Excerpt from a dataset

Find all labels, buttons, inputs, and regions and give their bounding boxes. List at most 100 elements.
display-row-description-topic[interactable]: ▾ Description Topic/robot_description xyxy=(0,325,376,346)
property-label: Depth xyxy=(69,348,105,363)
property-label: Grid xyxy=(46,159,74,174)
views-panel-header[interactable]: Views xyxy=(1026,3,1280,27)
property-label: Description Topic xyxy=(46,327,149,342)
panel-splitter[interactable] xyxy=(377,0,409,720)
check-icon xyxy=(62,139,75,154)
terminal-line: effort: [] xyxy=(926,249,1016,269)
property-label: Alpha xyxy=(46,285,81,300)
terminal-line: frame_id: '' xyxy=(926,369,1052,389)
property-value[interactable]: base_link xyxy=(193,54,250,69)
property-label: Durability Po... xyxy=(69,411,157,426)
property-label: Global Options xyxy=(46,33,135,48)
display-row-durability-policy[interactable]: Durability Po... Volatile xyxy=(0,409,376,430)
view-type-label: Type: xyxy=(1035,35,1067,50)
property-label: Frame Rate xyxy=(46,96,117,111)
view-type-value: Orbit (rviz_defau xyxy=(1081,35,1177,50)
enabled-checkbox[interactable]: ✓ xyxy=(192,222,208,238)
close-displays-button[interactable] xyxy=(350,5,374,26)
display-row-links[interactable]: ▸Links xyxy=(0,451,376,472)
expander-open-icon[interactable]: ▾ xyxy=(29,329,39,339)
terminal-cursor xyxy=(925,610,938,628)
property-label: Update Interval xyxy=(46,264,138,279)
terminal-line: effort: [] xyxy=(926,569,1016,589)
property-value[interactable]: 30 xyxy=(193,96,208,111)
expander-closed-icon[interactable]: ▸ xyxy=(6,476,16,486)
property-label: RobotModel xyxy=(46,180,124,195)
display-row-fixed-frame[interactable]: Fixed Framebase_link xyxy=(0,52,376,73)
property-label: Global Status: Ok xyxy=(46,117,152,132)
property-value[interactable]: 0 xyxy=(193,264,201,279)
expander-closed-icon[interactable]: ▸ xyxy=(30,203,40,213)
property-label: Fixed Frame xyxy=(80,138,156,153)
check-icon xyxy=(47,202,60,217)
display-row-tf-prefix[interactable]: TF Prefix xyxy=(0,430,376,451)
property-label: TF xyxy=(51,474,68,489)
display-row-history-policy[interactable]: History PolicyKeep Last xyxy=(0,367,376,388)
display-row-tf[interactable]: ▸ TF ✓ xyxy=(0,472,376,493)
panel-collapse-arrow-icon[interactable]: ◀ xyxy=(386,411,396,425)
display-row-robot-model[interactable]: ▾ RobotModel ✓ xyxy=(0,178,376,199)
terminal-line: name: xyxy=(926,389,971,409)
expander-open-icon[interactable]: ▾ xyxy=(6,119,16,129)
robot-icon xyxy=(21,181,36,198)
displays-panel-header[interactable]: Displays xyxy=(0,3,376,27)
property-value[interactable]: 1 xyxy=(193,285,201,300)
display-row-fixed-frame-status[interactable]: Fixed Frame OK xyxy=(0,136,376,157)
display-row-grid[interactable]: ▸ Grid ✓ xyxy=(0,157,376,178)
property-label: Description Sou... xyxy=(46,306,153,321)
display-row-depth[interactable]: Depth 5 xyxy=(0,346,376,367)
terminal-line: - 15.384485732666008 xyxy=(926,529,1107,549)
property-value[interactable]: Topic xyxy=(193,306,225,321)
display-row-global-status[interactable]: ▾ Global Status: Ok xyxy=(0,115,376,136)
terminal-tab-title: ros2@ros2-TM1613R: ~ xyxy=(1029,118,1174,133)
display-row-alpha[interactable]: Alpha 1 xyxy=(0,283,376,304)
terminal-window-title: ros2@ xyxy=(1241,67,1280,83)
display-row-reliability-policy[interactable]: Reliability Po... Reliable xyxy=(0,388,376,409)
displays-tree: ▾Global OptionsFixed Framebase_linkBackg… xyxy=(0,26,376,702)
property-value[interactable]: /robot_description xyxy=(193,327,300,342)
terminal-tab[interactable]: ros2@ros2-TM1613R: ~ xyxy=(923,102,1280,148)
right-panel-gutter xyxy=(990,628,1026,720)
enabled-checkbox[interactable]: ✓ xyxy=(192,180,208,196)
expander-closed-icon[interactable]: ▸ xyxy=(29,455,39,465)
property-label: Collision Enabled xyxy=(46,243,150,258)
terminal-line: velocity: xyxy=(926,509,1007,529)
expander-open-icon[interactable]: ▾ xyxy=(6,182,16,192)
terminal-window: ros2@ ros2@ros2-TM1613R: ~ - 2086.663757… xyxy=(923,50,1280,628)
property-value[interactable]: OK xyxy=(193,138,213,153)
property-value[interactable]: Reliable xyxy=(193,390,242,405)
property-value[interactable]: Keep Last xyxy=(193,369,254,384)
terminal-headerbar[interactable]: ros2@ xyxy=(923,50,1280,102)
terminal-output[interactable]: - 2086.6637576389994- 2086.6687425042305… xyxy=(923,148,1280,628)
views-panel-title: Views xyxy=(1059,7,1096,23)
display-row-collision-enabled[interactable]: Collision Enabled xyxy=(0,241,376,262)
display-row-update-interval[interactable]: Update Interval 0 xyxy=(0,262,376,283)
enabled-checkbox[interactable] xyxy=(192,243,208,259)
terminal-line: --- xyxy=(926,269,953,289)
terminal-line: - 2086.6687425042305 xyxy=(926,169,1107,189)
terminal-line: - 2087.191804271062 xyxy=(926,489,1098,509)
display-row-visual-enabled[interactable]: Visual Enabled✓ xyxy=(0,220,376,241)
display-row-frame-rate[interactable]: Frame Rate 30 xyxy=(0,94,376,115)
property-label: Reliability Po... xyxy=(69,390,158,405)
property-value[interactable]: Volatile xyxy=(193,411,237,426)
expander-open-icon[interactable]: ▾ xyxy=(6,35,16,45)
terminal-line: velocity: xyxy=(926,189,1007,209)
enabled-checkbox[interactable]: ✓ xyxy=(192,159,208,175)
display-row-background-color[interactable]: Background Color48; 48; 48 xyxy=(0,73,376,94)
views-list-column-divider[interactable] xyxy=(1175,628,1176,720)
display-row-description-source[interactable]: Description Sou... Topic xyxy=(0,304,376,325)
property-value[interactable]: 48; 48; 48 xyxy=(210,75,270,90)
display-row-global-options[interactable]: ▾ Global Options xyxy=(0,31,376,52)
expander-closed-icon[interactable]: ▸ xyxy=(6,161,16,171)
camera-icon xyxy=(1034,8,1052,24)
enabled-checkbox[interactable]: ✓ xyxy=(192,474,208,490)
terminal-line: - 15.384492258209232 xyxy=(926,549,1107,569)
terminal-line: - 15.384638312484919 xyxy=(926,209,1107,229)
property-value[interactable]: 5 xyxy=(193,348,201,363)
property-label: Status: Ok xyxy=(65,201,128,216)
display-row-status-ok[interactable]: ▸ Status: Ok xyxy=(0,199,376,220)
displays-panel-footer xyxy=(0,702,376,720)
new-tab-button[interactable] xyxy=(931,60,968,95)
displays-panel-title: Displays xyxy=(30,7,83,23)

Directive ->
Copy out all of the lines in these records word for word.

Finished task ->
Find all labels, buttons, inputs, and regions and give their bounding boxes. List at most 100 elements.
display-row-description-topic[interactable]: ▾ Description Topic/robot_description xyxy=(0,325,376,346)
property-label: Depth xyxy=(69,348,105,363)
property-label: Grid xyxy=(46,159,74,174)
views-panel-header[interactable]: Views xyxy=(1026,3,1280,27)
property-label: Description Topic xyxy=(46,327,149,342)
panel-splitter[interactable] xyxy=(377,0,409,720)
check-icon xyxy=(62,139,75,154)
terminal-line: effort: [] xyxy=(926,249,1016,269)
property-label: Alpha xyxy=(46,285,81,300)
terminal-line: frame_id: '' xyxy=(926,369,1052,389)
property-value[interactable]: base_link xyxy=(193,54,250,69)
property-label: Durability Po... xyxy=(69,411,157,426)
property-label: Global Options xyxy=(46,33,135,48)
display-row-durability-policy[interactable]: Durability Po... Volatile xyxy=(0,409,376,430)
view-type-label: Type: xyxy=(1035,35,1067,50)
property-label: Frame Rate xyxy=(46,96,117,111)
view-type-value: Orbit (rviz_defau xyxy=(1081,35,1177,50)
enabled-checkbox[interactable]: ✓ xyxy=(192,222,208,238)
close-displays-button[interactable] xyxy=(350,5,374,26)
display-row-links[interactable]: ▸Links xyxy=(0,451,376,472)
expander-open-icon[interactable]: ▾ xyxy=(29,329,39,339)
terminal-cursor xyxy=(925,610,938,628)
property-label: Update Interval xyxy=(46,264,138,279)
terminal-line: effort: [] xyxy=(926,569,1016,589)
property-value[interactable]: 30 xyxy=(193,96,208,111)
expander-closed-icon[interactable]: ▸ xyxy=(6,476,16,486)
property-label: RobotModel xyxy=(46,180,124,195)
display-row-fixed-frame[interactable]: Fixed Framebase_link xyxy=(0,52,376,73)
property-label: Global Status: Ok xyxy=(46,117,152,132)
property-value[interactable]: 0 xyxy=(193,264,201,279)
expander-closed-icon[interactable]: ▸ xyxy=(30,203,40,213)
property-label: Fixed Frame xyxy=(80,138,156,153)
check-icon xyxy=(47,202,60,217)
display-row-tf-prefix[interactable]: TF Prefix xyxy=(0,430,376,451)
property-label: TF xyxy=(51,474,68,489)
display-row-history-policy[interactable]: History PolicyKeep Last xyxy=(0,367,376,388)
display-row-tf[interactable]: ▸ TF ✓ xyxy=(0,472,376,493)
panel-collapse-arrow-icon[interactable]: ◀ xyxy=(386,411,396,425)
display-row-robot-model[interactable]: ▾ RobotModel ✓ xyxy=(0,178,376,199)
terminal-line: name: xyxy=(926,389,971,409)
expander-open-icon[interactable]: ▾ xyxy=(6,119,16,129)
robot-icon xyxy=(21,181,36,198)
displays-panel-header[interactable]: Displays xyxy=(0,3,376,27)
property-value[interactable]: 1 xyxy=(193,285,201,300)
display-row-fixed-frame-status[interactable]: Fixed Frame OK xyxy=(0,136,376,157)
display-row-grid[interactable]: ▸ Grid ✓ xyxy=(0,157,376,178)
property-label: Description Sou... xyxy=(46,306,153,321)
display-row-depth[interactable]: Depth 5 xyxy=(0,346,376,367)
terminal-line: - 15.384485732666008 xyxy=(926,529,1107,549)
property-value[interactable]: Topic xyxy=(193,306,225,321)
display-row-global-status[interactable]: ▾ Global Status: Ok xyxy=(0,115,376,136)
terminal-tab-title: ros2@ros2-TM1613R: ~ xyxy=(1029,118,1174,133)
display-row-alpha[interactable]: Alpha 1 xyxy=(0,283,376,304)
terminal-window-title: ros2@ xyxy=(1241,67,1280,83)
display-row-reliability-policy[interactable]: Reliability Po... Reliable xyxy=(0,388,376,409)
displays-tree: ▾Global OptionsFixed Framebase_linkBackg… xyxy=(0,26,376,702)
property-value[interactable]: /robot_description xyxy=(193,327,300,342)
terminal-tab[interactable]: ros2@ros2-TM1613R: ~ xyxy=(923,102,1280,148)
right-panel-gutter xyxy=(990,628,1026,720)
enabled-checkbox[interactable]: ✓ xyxy=(192,180,208,196)
expander-closed-icon[interactable]: ▸ xyxy=(29,455,39,465)
property-label: Collision Enabled xyxy=(46,243,150,258)
terminal-line: velocity: xyxy=(926,509,1007,529)
expander-open-icon[interactable]: ▾ xyxy=(6,182,16,192)
terminal-window: ros2@ ros2@ros2-TM1613R: ~ - 2086.663757… xyxy=(923,50,1280,628)
property-value[interactable]: OK xyxy=(193,138,213,153)
property-value[interactable]: Reliable xyxy=(193,390,242,405)
property-value[interactable]: Keep Last xyxy=(193,369,254,384)
terminal-headerbar[interactable]: ros2@ xyxy=(923,50,1280,102)
terminal-output[interactable]: - 2086.6637576389994- 2086.6687425042305… xyxy=(923,148,1280,628)
views-panel-title: Views xyxy=(1059,7,1096,23)
display-row-collision-enabled[interactable]: Collision Enabled xyxy=(0,241,376,262)
display-row-update-interval[interactable]: Update Interval 0 xyxy=(0,262,376,283)
enabled-checkbox[interactable] xyxy=(192,243,208,259)
terminal-line: --- xyxy=(926,269,953,289)
terminal-line: - 2086.6687425042305 xyxy=(926,169,1107,189)
terminal-line: - 2087.191804271062 xyxy=(926,489,1098,509)
display-row-visual-enabled[interactable]: Visual Enabled✓ xyxy=(0,220,376,241)
display-row-frame-rate[interactable]: Frame Rate 30 xyxy=(0,94,376,115)
property-label: Reliability Po... xyxy=(69,390,158,405)
property-value[interactable]: Volatile xyxy=(193,411,237,426)
expander-open-icon[interactable]: ▾ xyxy=(6,35,16,45)
terminal-line: velocity: xyxy=(926,189,1007,209)
enabled-checkbox[interactable]: ✓ xyxy=(192,159,208,175)
display-row-background-color[interactable]: Background Color48; 48; 48 xyxy=(0,73,376,94)
views-list-column-divider[interactable] xyxy=(1175,628,1176,720)
display-row-description-source[interactable]: Description Sou... Topic xyxy=(0,304,376,325)
property-value[interactable]: 48; 48; 48 xyxy=(210,75,270,90)
display-row-global-options[interactable]: ▾ Global Options xyxy=(0,31,376,52)
expander-closed-icon[interactable]: ▸ xyxy=(6,161,16,171)
camera-icon xyxy=(1034,8,1052,24)
enabled-checkbox[interactable]: ✓ xyxy=(192,474,208,490)
terminal-line: - 15.384492258209232 xyxy=(926,549,1107,569)
terminal-line: - 15.384638312484919 xyxy=(926,209,1107,229)
property-value[interactable]: 5 xyxy=(193,348,201,363)
property-label: Status: Ok xyxy=(65,201,128,216)
display-row-status-ok[interactable]: ▸ Status: Ok xyxy=(0,199,376,220)
displays-panel-footer xyxy=(0,702,376,720)
new-tab-button[interactable] xyxy=(931,60,968,95)
displays-panel-title: Displays xyxy=(30,7,83,23)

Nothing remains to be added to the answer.